Do this :: Without the pictures, print each of the records below exactly as it appears.
*****
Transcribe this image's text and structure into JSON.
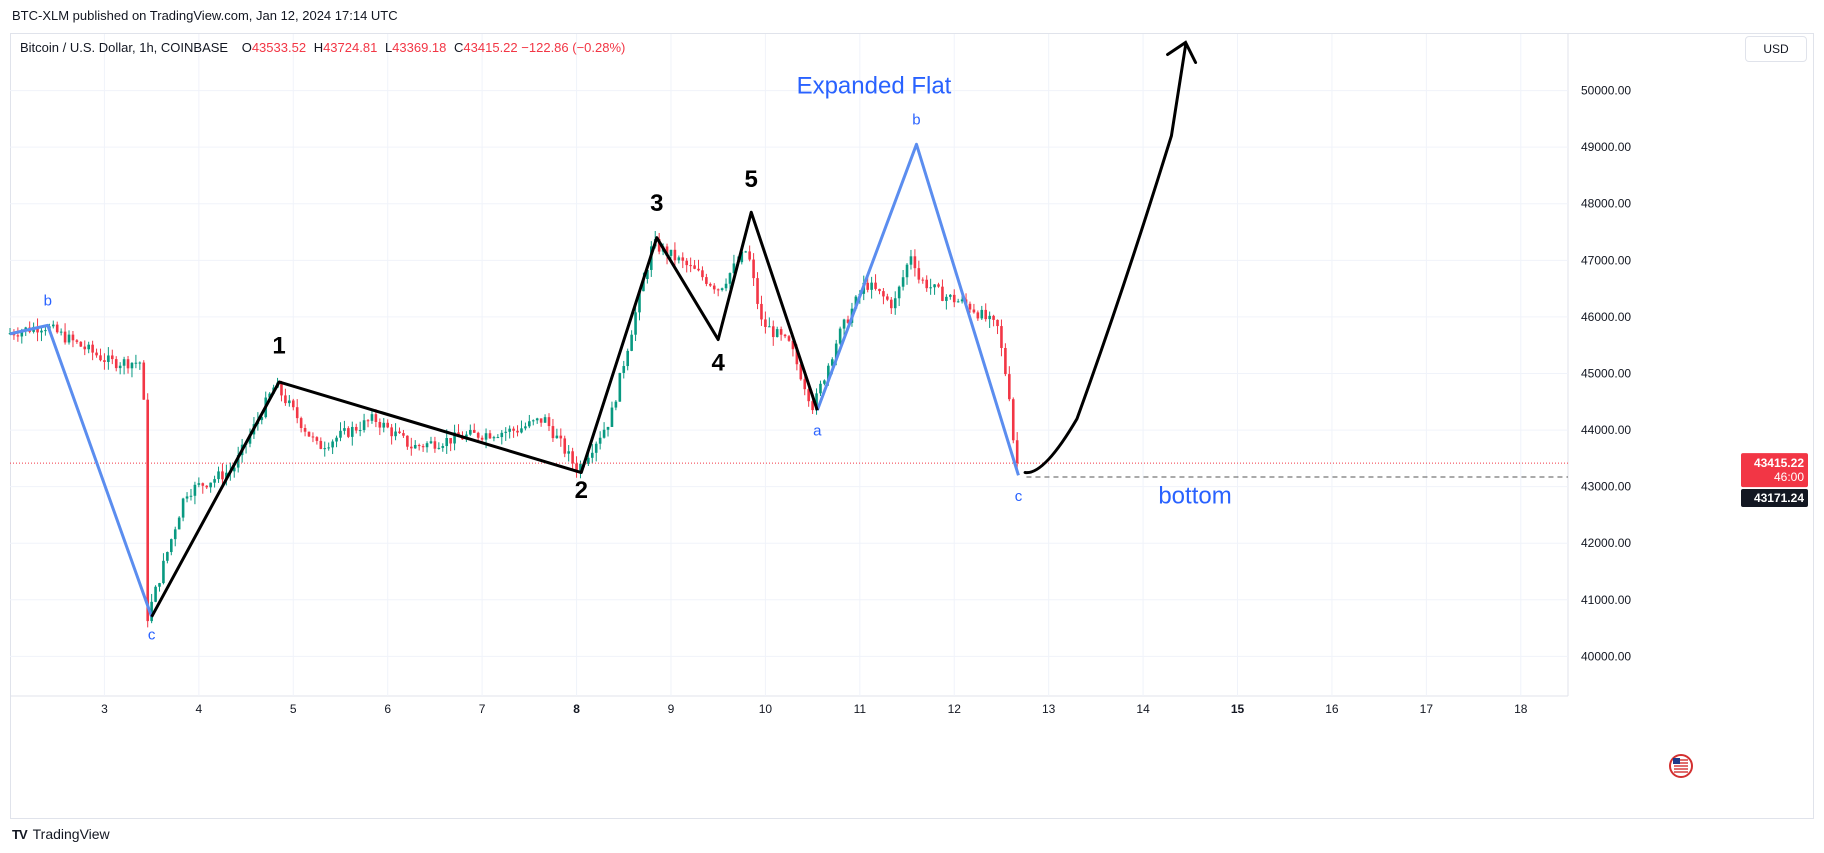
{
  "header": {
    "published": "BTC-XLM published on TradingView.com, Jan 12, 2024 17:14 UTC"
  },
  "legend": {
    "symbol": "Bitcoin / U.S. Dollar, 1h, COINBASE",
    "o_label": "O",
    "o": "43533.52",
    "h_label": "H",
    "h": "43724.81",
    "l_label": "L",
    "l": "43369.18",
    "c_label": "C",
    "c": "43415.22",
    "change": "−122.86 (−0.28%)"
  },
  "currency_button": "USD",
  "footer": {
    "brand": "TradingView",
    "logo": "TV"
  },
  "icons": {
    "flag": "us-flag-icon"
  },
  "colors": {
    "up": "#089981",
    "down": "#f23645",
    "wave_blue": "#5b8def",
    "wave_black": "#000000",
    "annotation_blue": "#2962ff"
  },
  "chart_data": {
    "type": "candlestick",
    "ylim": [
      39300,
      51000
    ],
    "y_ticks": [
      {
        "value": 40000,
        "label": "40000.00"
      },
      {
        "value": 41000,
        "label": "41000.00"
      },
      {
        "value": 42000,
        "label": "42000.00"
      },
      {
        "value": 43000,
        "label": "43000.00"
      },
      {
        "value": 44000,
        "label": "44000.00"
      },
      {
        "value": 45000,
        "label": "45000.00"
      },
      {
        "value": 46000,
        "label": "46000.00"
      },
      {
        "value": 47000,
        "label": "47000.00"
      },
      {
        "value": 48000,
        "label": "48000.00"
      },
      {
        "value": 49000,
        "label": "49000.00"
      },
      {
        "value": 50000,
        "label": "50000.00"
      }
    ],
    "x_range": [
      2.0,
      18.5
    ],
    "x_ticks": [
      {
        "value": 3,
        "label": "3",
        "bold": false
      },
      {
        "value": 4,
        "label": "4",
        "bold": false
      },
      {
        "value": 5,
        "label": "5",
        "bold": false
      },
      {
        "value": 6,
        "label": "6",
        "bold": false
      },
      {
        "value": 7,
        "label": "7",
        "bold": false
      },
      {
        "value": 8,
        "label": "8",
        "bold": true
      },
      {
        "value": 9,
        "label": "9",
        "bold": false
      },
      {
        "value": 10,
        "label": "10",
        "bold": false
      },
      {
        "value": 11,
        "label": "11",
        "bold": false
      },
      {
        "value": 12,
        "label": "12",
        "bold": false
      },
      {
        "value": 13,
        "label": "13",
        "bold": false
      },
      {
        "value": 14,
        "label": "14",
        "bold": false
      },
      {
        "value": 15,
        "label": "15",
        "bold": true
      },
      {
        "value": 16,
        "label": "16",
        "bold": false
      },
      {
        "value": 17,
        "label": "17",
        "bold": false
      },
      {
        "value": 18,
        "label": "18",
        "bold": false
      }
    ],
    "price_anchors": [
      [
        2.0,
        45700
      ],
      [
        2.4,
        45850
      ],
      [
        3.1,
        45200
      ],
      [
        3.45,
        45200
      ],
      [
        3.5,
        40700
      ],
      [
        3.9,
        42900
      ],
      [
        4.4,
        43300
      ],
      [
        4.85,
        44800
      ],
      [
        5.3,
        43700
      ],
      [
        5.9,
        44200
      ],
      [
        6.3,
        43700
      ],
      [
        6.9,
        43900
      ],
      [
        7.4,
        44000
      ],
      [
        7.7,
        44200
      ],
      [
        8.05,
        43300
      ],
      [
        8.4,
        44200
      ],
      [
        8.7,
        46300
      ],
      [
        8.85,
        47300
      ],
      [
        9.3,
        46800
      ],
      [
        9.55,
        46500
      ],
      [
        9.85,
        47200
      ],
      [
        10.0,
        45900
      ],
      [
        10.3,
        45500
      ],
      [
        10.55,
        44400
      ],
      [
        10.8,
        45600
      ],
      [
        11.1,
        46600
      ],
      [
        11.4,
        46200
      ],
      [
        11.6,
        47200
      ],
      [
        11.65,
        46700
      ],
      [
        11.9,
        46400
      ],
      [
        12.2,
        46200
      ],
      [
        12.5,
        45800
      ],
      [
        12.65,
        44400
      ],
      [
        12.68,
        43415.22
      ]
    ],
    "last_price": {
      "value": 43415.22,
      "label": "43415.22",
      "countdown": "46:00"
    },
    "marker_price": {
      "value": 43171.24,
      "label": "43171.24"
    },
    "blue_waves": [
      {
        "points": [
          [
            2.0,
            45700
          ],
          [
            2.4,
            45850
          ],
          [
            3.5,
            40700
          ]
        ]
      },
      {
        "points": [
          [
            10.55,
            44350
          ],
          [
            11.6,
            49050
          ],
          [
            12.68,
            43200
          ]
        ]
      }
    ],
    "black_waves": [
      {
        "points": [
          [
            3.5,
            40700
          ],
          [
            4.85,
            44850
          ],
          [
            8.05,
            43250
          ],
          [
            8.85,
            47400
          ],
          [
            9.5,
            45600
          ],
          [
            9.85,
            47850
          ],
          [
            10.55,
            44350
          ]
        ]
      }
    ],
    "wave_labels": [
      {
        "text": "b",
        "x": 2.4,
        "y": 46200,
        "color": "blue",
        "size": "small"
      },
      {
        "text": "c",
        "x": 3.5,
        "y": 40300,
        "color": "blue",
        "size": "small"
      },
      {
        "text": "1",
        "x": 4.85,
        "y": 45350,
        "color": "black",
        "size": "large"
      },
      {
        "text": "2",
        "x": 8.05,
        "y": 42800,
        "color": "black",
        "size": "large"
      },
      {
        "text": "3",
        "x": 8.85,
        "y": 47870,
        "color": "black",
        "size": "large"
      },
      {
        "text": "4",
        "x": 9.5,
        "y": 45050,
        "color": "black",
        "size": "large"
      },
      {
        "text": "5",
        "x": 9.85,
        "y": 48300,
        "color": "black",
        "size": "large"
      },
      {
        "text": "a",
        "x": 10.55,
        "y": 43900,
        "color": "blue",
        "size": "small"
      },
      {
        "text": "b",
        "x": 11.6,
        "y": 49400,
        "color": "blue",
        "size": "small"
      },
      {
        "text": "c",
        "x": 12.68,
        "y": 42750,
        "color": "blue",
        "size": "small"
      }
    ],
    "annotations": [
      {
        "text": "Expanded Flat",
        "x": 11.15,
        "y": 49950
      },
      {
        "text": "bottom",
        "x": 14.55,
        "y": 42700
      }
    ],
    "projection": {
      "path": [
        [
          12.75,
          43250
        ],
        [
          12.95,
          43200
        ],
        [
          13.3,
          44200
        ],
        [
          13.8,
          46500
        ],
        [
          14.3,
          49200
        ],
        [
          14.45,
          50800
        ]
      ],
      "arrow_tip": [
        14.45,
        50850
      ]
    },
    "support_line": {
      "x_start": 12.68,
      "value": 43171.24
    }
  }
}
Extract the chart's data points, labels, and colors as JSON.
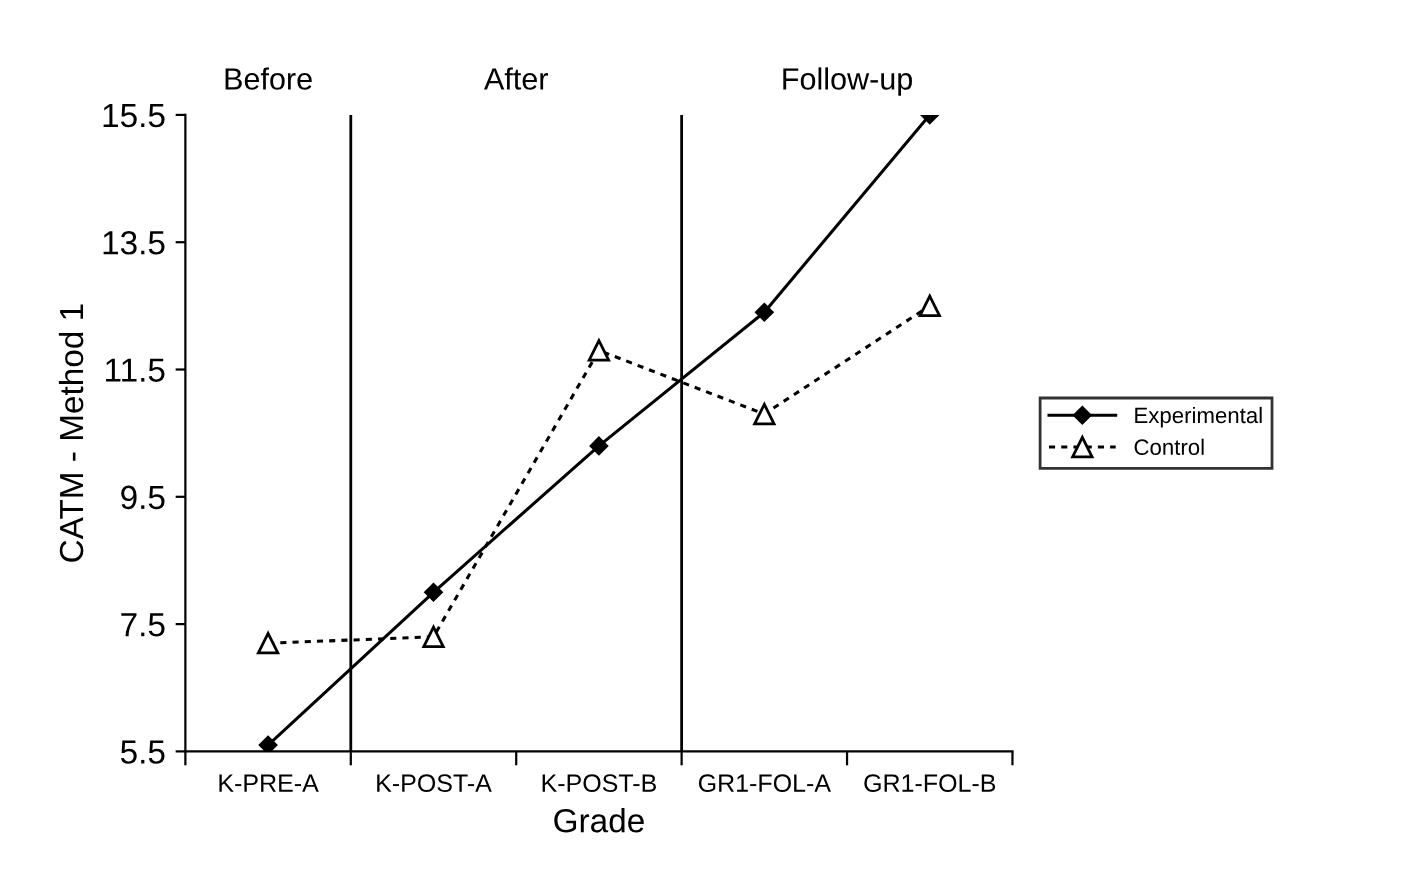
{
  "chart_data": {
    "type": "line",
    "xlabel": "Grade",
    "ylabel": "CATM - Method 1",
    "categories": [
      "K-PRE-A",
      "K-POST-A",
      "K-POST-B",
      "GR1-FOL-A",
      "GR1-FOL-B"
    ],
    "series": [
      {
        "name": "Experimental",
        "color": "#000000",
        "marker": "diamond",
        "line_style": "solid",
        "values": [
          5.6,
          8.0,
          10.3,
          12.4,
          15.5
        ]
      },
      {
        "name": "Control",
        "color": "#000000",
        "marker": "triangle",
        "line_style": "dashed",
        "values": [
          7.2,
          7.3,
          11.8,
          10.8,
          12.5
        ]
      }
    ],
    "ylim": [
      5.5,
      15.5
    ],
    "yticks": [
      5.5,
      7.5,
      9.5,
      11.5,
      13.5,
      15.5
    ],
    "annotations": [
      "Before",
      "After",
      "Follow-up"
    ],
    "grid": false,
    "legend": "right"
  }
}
*****
Solution for this problem ::
Transcribe this image's text and structure into JSON.
{
  "header": {
    "published": "BTC-XLM published on TradingView.com, Jan 12, 2024 17:14 UTC"
  },
  "legend": {
    "symbol": "Bitcoin / U.S. Dollar, 1h, COINBASE",
    "o_label": "O",
    "o": "43533.52",
    "h_label": "H",
    "h": "43724.81",
    "l_label": "L",
    "l": "43369.18",
    "c_label": "C",
    "c": "43415.22",
    "change": "−122.86 (−0.28%)"
  },
  "currency_button": "USD",
  "footer": {
    "brand": "TradingView",
    "logo": "TV"
  },
  "icons": {
    "flag": "us-flag-icon"
  },
  "colors": {
    "up": "#089981",
    "down": "#f23645",
    "wave_blue": "#5b8def",
    "wave_black": "#000000",
    "annotation_blue": "#2962ff"
  },
  "chart_data": {
    "type": "candlestick",
    "ylim": [
      39300,
      51000
    ],
    "y_ticks": [
      {
        "value": 40000,
        "label": "40000.00"
      },
      {
        "value": 41000,
        "label": "41000.00"
      },
      {
        "value": 42000,
        "label": "42000.00"
      },
      {
        "value": 43000,
        "label": "43000.00"
      },
      {
        "value": 44000,
        "label": "44000.00"
      },
      {
        "value": 45000,
        "label": "45000.00"
      },
      {
        "value": 46000,
        "label": "46000.00"
      },
      {
        "value": 47000,
        "label": "47000.00"
      },
      {
        "value": 48000,
        "label": "48000.00"
      },
      {
        "value": 49000,
        "label": "49000.00"
      },
      {
        "value": 50000,
        "label": "50000.00"
      }
    ],
    "x_range": [
      2.0,
      18.5
    ],
    "x_ticks": [
      {
        "value": 3,
        "label": "3",
        "bold": false
      },
      {
        "value": 4,
        "label": "4",
        "bold": false
      },
      {
        "value": 5,
        "label": "5",
        "bold": false
      },
      {
        "value": 6,
        "label": "6",
        "bold": false
      },
      {
        "value": 7,
        "label": "7",
        "bold": false
      },
      {
        "value": 8,
        "label": "8",
        "bold": true
      },
      {
        "value": 9,
        "label": "9",
        "bold": false
      },
      {
        "value": 10,
        "label": "10",
        "bold": false
      },
      {
        "value": 11,
        "label": "11",
        "bold": false
      },
      {
        "value": 12,
        "label": "12",
        "bold": false
      },
      {
        "value": 13,
        "label": "13",
        "bold": false
      },
      {
        "value": 14,
        "label": "14",
        "bold": false
      },
      {
        "value": 15,
        "label": "15",
        "bold": true
      },
      {
        "value": 16,
        "label": "16",
        "bold": false
      },
      {
        "value": 17,
        "label": "17",
        "bold": false
      },
      {
        "value": 18,
        "label": "18",
        "bold": false
      }
    ],
    "price_anchors": [
      [
        2.0,
        45700
      ],
      [
        2.4,
        45850
      ],
      [
        3.1,
        45200
      ],
      [
        3.45,
        45200
      ],
      [
        3.5,
        40700
      ],
      [
        3.9,
        42900
      ],
      [
        4.4,
        43300
      ],
      [
        4.85,
        44800
      ],
      [
        5.3,
        43700
      ],
      [
        5.9,
        44200
      ],
      [
        6.3,
        43700
      ],
      [
        6.9,
        43900
      ],
      [
        7.4,
        44000
      ],
      [
        7.7,
        44200
      ],
      [
        8.05,
        43300
      ],
      [
        8.4,
        44200
      ],
      [
        8.7,
        46300
      ],
      [
        8.85,
        47300
      ],
      [
        9.3,
        46800
      ],
      [
        9.55,
        46500
      ],
      [
        9.85,
        47200
      ],
      [
        10.0,
        45900
      ],
      [
        10.3,
        45500
      ],
      [
        10.55,
        44400
      ],
      [
        10.8,
        45600
      ],
      [
        11.1,
        46600
      ],
      [
        11.4,
        46200
      ],
      [
        11.6,
        47200
      ],
      [
        11.65,
        46700
      ],
      [
        11.9,
        46400
      ],
      [
        12.2,
        46200
      ],
      [
        12.5,
        45800
      ],
      [
        12.65,
        44400
      ],
      [
        12.68,
        43415.22
      ]
    ],
    "last_price": {
      "value": 43415.22,
      "label": "43415.22",
      "countdown": "46:00"
    },
    "marker_price": {
      "value": 43171.24,
      "label": "43171.24"
    },
    "blue_waves": [
      {
        "points": [
          [
            2.0,
            45700
          ],
          [
            2.4,
            45850
          ],
          [
            3.5,
            40700
          ]
        ]
      },
      {
        "points": [
          [
            10.55,
            44350
          ],
          [
            11.6,
            49050
          ],
          [
            12.68,
            43200
          ]
        ]
      }
    ],
    "black_waves": [
      {
        "points": [
          [
            3.5,
            40700
          ],
          [
            4.85,
            44850
          ],
          [
            8.05,
            43250
          ],
          [
            8.85,
            47400
          ],
          [
            9.5,
            45600
          ],
          [
            9.85,
            47850
          ],
          [
            10.55,
            44350
          ]
        ]
      }
    ],
    "wave_labels": [
      {
        "text": "b",
        "x": 2.4,
        "y": 46200,
        "color": "blue",
        "size": "small"
      },
      {
        "text": "c",
        "x": 3.5,
        "y": 40300,
        "color": "blue",
        "size": "small"
      },
      {
        "text": "1",
        "x": 4.85,
        "y": 45350,
        "color": "black",
        "size": "large"
      },
      {
        "text": "2",
        "x": 8.05,
        "y": 42800,
        "color": "black",
        "size": "large"
      },
      {
        "text": "3",
        "x": 8.85,
        "y": 47870,
        "color": "black",
        "size": "large"
      },
      {
        "text": "4",
        "x": 9.5,
        "y": 45050,
        "color": "black",
        "size": "large"
      },
      {
        "text": "5",
        "x": 9.85,
        "y": 48300,
        "color": "black",
        "size": "large"
      },
      {
        "text": "a",
        "x": 10.55,
        "y": 43900,
        "color": "blue",
        "size": "small"
      },
      {
        "text": "b",
        "x": 11.6,
        "y": 49400,
        "color": "blue",
        "size": "small"
      },
      {
        "text": "c",
        "x": 12.68,
        "y": 42750,
        "color": "blue",
        "size": "small"
      }
    ],
    "annotations": [
      {
        "text": "Expanded Flat",
        "x": 11.15,
        "y": 49950
      },
      {
        "text": "bottom",
        "x": 14.55,
        "y": 42700
      }
    ],
    "projection": {
      "path": [
        [
          12.75,
          43250
        ],
        [
          12.95,
          43200
        ],
        [
          13.3,
          44200
        ],
        [
          13.8,
          46500
        ],
        [
          14.3,
          49200
        ],
        [
          14.45,
          50800
        ]
      ],
      "arrow_tip": [
        14.45,
        50850
      ]
    },
    "support_line": {
      "x_start": 12.68,
      "value": 43171.24
    }
  }
}
Extract the chart's data points, labels, and colors as JSON.
{
  "chart_data": {
    "type": "line",
    "xlabel": "Grade",
    "ylabel": "CATM - Method 1",
    "categories": [
      "K-PRE-A",
      "K-POST-A",
      "K-POST-B",
      "GR1-FOL-A",
      "GR1-FOL-B"
    ],
    "series": [
      {
        "name": "Experimental",
        "color": "#000000",
        "marker": "diamond",
        "line_style": "solid",
        "values": [
          5.6,
          8.0,
          10.3,
          12.4,
          15.5
        ]
      },
      {
        "name": "Control",
        "color": "#000000",
        "marker": "triangle",
        "line_style": "dashed",
        "values": [
          7.2,
          7.3,
          11.8,
          10.8,
          12.5
        ]
      }
    ],
    "ylim": [
      5.5,
      15.5
    ],
    "yticks": [
      5.5,
      7.5,
      9.5,
      11.5,
      13.5,
      15.5
    ],
    "annotations": [
      "Before",
      "After",
      "Follow-up"
    ],
    "grid": false,
    "legend": "right"
  }
}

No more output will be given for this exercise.